━━━━━ RECORDS SHOWN ━━━━━
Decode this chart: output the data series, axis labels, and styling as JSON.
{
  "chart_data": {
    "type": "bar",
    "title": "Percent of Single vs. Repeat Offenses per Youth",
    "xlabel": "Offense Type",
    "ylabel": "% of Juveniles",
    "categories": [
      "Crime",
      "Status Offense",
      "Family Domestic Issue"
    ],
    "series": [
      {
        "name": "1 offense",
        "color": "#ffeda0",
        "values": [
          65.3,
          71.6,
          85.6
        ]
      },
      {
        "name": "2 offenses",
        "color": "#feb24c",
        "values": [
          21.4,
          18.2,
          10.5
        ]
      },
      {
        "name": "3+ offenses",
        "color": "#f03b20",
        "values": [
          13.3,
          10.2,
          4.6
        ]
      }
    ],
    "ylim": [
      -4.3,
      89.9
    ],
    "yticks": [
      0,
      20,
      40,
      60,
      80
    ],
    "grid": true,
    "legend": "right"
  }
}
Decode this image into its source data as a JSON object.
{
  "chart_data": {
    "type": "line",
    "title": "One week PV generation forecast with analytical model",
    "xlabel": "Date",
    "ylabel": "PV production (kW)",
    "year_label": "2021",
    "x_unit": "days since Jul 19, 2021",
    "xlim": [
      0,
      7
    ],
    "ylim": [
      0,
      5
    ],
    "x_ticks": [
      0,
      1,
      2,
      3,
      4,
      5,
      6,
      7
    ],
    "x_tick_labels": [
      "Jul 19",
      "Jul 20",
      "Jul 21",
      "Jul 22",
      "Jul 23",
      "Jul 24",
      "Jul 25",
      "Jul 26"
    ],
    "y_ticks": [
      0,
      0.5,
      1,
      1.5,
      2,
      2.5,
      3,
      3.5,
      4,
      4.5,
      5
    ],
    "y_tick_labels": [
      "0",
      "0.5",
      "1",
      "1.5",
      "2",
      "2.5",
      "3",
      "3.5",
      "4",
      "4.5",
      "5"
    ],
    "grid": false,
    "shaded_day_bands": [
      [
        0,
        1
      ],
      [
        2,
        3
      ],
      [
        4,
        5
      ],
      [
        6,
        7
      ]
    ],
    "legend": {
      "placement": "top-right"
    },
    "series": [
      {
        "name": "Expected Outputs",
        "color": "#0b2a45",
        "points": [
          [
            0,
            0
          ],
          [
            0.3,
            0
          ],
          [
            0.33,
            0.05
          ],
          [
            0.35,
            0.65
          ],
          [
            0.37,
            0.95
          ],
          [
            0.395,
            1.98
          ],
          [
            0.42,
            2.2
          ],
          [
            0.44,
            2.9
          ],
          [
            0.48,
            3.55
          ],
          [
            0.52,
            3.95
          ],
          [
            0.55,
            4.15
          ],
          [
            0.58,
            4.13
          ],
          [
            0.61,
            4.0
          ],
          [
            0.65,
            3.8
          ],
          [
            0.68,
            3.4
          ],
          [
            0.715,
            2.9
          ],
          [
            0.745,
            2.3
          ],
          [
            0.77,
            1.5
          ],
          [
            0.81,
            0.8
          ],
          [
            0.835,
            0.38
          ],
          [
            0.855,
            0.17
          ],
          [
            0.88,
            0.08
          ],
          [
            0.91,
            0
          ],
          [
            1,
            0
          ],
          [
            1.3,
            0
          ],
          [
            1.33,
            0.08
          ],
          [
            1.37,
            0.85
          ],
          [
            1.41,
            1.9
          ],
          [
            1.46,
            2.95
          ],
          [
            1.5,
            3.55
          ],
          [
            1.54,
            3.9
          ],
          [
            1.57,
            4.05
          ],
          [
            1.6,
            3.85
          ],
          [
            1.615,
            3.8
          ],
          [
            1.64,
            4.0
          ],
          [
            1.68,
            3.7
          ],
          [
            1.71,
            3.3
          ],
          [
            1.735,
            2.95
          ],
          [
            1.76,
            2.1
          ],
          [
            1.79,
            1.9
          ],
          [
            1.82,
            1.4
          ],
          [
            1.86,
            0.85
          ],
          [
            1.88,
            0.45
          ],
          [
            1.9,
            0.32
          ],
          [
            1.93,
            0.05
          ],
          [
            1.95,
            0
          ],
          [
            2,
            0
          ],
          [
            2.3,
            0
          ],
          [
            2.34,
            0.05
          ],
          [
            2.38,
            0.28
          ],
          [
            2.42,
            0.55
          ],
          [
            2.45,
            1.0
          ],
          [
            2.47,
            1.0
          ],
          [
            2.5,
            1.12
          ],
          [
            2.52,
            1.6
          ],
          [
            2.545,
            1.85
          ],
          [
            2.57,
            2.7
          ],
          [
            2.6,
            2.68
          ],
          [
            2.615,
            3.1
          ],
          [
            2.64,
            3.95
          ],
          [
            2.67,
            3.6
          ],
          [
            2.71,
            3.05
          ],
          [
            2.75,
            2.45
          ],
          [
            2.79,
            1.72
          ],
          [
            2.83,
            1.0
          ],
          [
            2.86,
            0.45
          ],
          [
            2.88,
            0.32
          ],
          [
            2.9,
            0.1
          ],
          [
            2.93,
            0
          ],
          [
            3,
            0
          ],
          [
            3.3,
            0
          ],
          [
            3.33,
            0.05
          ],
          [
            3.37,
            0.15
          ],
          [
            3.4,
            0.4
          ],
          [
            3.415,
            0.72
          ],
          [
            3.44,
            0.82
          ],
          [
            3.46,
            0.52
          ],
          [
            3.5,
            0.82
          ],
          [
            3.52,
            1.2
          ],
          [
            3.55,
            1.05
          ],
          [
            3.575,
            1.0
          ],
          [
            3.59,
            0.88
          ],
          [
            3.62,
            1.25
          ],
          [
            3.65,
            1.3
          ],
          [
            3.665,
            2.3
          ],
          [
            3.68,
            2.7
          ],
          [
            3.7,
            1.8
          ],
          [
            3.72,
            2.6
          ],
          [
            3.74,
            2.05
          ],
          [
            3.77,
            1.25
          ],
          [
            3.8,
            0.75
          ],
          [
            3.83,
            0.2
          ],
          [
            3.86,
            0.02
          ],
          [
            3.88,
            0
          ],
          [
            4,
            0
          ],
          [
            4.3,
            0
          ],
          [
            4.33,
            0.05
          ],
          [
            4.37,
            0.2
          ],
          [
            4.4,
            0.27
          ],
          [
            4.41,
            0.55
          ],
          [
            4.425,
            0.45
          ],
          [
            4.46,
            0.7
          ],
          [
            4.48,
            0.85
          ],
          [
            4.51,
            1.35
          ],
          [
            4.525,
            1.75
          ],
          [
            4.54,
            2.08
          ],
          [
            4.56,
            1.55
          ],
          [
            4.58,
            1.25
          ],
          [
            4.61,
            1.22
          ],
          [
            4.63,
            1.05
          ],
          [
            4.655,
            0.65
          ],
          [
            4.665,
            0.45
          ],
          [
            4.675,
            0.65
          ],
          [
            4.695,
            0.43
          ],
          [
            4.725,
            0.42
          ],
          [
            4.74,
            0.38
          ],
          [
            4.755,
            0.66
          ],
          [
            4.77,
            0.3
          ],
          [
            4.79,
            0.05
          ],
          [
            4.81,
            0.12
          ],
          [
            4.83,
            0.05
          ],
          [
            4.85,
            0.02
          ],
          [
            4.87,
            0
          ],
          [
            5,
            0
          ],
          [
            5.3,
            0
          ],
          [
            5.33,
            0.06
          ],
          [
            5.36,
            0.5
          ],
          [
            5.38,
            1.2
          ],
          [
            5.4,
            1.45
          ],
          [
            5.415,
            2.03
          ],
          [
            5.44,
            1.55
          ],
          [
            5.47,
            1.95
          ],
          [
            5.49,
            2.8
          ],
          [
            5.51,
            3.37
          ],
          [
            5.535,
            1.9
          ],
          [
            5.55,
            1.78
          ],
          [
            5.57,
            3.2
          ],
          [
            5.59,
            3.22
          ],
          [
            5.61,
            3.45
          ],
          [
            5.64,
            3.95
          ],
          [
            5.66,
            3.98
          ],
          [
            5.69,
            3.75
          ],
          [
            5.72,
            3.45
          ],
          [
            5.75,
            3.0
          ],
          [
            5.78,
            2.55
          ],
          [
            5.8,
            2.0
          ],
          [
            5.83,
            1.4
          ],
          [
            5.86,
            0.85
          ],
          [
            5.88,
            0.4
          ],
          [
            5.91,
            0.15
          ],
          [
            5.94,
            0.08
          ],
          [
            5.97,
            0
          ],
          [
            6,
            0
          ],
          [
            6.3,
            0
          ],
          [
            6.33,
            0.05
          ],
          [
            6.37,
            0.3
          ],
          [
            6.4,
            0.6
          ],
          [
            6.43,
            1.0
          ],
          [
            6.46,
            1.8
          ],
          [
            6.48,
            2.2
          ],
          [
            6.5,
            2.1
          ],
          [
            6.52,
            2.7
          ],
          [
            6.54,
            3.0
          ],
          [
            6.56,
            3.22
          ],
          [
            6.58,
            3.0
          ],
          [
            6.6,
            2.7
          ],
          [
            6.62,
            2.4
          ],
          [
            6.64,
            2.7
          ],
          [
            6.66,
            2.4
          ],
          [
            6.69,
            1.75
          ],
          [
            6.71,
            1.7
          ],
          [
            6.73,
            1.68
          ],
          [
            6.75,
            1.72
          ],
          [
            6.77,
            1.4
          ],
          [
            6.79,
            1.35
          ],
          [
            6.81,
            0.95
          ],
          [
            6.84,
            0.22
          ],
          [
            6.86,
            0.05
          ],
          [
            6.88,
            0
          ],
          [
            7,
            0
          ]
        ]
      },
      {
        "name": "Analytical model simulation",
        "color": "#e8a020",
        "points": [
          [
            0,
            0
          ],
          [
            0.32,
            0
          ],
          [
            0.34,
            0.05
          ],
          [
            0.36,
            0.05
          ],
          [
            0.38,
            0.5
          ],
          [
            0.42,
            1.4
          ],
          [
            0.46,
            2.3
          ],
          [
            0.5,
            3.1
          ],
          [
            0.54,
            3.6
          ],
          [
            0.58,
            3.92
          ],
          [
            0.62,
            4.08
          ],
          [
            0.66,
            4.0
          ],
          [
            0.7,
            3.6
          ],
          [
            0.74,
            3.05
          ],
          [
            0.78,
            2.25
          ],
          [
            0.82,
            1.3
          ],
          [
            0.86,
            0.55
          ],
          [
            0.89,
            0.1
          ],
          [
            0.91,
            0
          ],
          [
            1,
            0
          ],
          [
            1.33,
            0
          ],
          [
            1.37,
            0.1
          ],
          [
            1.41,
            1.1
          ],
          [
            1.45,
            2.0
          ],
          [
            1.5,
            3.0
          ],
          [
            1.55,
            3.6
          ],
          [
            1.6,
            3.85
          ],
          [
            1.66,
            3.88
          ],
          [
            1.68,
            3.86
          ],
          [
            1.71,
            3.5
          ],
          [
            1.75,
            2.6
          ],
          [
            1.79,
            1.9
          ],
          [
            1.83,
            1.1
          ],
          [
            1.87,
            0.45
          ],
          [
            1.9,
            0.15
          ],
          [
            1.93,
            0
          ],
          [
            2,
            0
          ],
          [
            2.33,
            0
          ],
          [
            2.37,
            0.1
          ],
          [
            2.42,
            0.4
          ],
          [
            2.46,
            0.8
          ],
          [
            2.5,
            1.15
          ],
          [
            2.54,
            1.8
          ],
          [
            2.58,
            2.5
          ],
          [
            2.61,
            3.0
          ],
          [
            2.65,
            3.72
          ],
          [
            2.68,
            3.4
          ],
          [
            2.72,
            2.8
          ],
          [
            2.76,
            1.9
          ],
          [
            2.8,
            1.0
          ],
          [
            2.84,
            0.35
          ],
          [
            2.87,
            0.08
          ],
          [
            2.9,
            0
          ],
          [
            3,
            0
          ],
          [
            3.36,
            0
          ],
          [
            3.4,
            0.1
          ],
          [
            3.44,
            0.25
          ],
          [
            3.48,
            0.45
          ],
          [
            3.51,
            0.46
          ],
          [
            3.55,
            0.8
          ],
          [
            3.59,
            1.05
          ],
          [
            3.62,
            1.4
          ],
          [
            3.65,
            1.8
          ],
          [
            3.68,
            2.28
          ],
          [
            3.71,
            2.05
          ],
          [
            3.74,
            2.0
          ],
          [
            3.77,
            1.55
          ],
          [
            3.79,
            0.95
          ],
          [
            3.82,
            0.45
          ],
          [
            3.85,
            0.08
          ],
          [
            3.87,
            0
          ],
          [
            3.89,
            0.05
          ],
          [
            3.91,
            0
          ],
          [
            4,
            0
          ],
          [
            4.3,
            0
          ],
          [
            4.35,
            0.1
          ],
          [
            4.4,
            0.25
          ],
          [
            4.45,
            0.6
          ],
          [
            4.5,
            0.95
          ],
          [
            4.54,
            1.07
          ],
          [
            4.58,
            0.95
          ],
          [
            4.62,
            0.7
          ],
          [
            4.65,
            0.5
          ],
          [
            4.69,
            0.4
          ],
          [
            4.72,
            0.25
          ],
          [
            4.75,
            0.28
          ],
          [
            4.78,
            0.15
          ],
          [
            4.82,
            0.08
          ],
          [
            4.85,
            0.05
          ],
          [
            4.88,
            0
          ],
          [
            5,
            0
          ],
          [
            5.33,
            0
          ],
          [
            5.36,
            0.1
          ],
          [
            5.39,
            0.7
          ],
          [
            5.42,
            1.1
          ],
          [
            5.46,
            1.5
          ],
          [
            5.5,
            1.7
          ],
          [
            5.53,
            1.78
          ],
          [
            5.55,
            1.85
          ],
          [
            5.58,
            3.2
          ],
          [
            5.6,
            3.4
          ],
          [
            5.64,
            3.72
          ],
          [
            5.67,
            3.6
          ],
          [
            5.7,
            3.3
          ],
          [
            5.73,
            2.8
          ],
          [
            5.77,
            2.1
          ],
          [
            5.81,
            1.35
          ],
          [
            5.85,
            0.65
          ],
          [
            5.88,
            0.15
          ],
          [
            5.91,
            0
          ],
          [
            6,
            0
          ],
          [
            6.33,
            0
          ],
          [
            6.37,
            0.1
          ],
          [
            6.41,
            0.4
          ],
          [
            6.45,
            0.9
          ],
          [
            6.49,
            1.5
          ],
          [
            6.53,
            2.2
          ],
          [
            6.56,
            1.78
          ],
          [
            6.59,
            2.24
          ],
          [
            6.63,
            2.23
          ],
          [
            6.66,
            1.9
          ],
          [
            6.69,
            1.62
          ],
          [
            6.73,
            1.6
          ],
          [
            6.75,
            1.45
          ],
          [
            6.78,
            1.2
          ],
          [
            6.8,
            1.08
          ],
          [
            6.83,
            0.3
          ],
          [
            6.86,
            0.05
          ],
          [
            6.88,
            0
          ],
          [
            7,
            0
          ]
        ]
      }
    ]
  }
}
━━━━━
### [WHAT YOU ARE ASKED TO DO]
Return all lines with the word "ylabel" in them.

### [REPLY]
    "ylabel": "% of Juveniles",
    "ylabel": "PV production (kW)",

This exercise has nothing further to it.